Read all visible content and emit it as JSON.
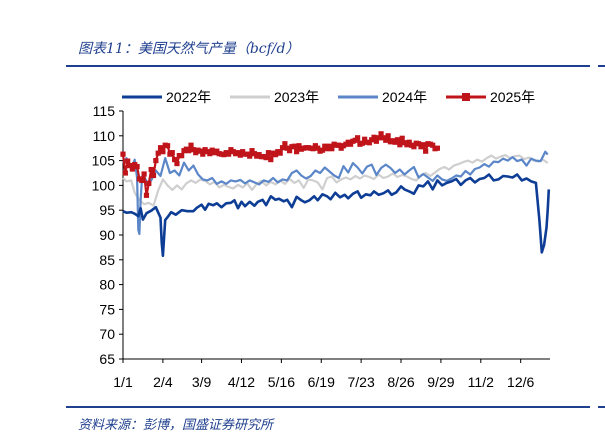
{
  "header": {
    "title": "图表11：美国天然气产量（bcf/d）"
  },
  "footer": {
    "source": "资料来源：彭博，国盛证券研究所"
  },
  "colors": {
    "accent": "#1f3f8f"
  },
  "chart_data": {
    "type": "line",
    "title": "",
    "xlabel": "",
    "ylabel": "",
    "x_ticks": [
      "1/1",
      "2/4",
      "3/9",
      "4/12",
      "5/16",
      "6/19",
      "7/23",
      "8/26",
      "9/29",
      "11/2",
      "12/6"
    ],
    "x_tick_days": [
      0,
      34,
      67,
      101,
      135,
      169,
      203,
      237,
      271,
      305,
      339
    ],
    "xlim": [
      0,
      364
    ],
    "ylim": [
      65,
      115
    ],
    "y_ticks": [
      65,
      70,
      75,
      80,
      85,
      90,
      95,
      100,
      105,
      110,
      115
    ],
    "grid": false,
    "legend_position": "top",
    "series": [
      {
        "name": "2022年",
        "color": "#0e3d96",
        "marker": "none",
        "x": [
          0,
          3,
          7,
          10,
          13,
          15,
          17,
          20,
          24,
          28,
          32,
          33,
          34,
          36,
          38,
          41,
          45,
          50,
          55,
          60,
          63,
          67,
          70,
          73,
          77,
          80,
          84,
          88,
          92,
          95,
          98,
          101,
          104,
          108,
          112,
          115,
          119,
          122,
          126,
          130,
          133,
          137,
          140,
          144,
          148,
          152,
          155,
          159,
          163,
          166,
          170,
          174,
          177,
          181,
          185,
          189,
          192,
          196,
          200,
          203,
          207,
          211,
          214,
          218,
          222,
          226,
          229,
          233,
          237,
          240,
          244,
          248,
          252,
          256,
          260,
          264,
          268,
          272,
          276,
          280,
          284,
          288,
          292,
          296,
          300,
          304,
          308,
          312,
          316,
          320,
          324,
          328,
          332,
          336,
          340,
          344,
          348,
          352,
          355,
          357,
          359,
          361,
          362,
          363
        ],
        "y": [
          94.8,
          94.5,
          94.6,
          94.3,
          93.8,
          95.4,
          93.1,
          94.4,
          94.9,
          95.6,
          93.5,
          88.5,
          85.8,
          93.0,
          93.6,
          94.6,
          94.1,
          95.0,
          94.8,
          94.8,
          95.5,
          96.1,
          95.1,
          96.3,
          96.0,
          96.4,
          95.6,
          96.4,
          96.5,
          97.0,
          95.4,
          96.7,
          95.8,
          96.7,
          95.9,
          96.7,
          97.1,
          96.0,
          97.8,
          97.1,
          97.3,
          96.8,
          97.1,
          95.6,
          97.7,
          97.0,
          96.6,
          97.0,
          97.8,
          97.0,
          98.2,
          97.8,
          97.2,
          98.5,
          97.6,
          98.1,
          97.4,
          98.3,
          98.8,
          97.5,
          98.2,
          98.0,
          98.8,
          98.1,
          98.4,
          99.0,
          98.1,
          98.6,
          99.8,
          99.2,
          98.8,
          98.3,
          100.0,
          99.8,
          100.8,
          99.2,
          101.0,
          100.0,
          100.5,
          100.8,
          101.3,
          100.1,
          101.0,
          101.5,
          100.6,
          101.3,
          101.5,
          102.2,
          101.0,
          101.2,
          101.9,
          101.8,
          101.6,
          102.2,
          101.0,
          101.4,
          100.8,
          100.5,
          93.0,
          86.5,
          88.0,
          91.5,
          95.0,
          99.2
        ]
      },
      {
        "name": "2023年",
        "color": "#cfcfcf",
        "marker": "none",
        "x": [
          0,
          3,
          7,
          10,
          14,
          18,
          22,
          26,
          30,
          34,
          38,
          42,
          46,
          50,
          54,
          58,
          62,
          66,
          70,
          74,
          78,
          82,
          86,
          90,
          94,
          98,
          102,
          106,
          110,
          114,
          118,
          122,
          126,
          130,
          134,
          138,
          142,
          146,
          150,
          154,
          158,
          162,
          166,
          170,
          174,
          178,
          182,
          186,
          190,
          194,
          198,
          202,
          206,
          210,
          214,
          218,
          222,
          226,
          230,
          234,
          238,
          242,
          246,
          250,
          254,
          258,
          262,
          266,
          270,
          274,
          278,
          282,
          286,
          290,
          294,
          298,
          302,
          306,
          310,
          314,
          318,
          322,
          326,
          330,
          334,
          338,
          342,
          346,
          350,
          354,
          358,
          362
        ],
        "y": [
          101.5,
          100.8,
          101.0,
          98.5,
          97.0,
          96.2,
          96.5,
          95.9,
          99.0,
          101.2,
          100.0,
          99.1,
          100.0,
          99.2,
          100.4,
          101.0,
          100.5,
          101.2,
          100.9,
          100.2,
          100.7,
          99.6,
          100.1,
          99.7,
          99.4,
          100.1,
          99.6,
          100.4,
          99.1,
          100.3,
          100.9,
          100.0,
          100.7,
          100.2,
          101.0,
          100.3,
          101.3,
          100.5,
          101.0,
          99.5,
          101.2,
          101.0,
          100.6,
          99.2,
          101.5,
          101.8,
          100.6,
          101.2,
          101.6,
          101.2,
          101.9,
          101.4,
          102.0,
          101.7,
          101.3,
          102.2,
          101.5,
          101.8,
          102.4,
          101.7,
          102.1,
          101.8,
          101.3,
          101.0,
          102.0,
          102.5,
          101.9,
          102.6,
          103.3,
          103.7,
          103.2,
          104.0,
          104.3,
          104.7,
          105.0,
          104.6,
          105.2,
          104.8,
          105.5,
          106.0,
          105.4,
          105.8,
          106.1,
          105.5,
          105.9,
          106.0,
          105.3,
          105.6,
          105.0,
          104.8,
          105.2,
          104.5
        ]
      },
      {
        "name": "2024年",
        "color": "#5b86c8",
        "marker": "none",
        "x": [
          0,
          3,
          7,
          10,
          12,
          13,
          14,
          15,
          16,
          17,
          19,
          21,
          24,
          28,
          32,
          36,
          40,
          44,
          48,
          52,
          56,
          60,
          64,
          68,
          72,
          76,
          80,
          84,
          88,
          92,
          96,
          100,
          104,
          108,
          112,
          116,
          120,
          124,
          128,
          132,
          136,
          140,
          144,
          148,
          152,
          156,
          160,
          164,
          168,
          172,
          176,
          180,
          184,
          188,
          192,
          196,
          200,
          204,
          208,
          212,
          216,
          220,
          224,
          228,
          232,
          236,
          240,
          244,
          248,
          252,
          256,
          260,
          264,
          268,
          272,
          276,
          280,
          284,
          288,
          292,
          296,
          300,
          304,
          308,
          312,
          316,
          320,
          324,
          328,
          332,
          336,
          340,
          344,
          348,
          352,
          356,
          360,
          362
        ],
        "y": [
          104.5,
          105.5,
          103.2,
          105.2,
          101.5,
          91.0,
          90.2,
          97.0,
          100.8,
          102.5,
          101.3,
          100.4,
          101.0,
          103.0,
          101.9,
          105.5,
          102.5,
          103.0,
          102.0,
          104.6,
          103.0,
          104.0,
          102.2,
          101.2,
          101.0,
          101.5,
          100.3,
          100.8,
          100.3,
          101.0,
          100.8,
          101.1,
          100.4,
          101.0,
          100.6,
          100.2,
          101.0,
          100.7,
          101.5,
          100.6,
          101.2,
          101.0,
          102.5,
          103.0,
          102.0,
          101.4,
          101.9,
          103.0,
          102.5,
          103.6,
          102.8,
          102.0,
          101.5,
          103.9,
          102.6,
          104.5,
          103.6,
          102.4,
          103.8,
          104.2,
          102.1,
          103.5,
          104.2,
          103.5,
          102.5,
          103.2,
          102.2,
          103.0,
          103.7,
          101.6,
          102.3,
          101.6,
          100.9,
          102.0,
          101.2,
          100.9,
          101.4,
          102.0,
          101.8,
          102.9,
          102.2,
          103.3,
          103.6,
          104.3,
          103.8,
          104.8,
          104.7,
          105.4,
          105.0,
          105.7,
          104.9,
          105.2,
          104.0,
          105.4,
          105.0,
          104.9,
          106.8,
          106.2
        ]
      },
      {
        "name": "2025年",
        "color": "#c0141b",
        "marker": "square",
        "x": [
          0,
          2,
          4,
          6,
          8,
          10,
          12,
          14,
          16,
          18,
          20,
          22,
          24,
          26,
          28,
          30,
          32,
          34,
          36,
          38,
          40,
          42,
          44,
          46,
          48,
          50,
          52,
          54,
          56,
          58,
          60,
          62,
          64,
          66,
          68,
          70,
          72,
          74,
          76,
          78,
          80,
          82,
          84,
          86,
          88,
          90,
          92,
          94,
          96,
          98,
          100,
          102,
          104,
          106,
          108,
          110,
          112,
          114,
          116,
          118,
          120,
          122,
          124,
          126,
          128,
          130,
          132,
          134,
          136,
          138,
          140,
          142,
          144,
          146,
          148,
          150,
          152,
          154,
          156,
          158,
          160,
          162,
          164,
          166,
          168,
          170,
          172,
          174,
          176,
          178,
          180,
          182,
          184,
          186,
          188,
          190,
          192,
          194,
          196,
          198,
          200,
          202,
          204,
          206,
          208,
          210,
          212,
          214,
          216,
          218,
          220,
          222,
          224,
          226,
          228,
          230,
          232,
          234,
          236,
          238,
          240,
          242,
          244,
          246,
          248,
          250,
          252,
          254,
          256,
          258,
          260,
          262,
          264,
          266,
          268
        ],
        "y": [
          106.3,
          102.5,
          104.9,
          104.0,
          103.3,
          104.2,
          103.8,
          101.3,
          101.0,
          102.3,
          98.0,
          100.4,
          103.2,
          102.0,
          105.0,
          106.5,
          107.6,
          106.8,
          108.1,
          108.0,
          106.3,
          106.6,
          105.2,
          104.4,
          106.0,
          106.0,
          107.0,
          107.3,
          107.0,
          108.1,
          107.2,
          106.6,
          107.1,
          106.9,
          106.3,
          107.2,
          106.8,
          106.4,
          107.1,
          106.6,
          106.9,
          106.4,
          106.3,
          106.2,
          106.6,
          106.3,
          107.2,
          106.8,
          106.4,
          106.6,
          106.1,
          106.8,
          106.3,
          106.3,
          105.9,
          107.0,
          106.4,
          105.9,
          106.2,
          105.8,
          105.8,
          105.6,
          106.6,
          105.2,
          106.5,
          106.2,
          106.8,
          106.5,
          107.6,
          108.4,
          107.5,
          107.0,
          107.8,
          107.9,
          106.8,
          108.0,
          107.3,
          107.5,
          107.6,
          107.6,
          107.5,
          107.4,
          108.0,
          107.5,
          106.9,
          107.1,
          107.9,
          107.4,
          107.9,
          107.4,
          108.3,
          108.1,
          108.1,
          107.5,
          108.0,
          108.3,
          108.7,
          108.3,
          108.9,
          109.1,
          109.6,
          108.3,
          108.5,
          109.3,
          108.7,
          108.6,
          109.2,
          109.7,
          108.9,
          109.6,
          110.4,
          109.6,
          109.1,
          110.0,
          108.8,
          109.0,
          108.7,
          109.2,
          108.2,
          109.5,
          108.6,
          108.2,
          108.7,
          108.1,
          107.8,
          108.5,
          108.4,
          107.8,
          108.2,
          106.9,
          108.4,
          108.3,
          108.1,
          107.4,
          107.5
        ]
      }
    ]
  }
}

• Task requirements
Search the listing for the word "name" and return each line that holds it.

• Exercise result
        "name": "2022年",
        "name": "2023年",
        "name": "2024年",
        "name": "2025年",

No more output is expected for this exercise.